** begin DATA TO USE **

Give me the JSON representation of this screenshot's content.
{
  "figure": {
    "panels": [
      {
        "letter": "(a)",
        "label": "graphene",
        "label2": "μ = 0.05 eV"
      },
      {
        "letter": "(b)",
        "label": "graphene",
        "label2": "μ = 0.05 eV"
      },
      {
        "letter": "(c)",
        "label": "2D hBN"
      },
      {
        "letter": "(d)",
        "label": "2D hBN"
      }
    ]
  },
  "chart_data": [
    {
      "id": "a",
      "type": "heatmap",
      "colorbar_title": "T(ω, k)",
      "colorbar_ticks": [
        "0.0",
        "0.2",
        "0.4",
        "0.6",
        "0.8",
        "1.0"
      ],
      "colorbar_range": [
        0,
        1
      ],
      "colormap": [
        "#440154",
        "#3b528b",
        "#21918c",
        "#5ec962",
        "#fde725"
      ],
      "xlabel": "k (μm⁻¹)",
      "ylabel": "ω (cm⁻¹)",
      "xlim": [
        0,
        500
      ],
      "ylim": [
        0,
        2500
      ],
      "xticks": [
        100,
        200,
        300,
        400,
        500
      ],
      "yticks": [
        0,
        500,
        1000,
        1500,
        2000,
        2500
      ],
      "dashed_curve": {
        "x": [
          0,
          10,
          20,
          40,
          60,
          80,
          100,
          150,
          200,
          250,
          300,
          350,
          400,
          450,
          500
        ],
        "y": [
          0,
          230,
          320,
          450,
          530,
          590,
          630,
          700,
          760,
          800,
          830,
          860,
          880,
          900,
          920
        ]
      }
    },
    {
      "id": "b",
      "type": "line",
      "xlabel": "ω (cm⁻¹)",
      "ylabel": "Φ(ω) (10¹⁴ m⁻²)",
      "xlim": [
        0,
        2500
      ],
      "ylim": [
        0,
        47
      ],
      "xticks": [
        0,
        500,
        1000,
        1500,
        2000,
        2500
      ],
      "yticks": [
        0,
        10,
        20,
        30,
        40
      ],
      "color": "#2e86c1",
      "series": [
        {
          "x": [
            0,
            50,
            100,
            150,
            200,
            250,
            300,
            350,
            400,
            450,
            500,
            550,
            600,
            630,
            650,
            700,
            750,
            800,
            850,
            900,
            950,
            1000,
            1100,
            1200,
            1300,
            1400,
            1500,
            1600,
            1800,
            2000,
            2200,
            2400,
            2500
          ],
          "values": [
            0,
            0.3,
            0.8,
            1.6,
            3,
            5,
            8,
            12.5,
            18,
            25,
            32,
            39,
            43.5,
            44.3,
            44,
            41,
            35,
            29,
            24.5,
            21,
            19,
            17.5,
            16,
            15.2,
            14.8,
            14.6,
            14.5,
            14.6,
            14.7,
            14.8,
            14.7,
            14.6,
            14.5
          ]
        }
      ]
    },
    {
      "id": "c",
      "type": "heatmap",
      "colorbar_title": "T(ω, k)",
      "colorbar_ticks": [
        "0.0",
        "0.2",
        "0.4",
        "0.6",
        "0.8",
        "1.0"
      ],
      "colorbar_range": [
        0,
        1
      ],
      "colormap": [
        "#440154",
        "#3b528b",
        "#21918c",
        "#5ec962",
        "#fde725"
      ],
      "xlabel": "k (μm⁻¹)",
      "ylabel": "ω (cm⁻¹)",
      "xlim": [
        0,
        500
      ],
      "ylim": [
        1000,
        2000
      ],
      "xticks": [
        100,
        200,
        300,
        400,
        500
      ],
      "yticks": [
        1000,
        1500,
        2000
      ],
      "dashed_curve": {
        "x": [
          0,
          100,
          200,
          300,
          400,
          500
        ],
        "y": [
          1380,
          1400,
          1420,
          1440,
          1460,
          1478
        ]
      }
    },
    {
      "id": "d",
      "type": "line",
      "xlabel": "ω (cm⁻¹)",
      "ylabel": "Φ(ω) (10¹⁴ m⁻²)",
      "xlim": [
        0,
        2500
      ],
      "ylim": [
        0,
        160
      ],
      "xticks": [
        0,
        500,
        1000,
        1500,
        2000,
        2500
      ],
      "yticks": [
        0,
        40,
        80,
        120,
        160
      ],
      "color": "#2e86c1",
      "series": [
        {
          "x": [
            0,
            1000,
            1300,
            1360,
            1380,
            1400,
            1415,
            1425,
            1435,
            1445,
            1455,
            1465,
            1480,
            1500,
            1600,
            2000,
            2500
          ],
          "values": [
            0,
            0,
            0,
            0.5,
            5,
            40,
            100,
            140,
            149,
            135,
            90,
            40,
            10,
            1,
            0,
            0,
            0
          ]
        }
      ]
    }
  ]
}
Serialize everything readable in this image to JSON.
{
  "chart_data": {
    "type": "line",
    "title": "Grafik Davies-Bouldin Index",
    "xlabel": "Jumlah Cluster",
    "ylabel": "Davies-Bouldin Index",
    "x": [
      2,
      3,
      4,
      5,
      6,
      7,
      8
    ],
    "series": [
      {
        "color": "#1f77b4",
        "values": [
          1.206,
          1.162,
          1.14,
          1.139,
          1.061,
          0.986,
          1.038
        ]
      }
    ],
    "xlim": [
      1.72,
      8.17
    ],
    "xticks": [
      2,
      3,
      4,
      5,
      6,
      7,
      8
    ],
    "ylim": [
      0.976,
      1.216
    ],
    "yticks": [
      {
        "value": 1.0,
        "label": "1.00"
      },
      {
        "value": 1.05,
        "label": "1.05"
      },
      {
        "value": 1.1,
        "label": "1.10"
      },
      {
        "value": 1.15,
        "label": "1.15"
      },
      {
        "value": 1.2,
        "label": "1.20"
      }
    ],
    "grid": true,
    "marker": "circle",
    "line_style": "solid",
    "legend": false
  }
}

** end DATA TO USE **

• **TASK INSTRUCTIONS**
Using the listing above, show every line that includes the string "JSON".

• **SOLVED PROBLEM**
Give me the JSON representation of this screenshot's content.
Serialize everything readable in this image to JSON.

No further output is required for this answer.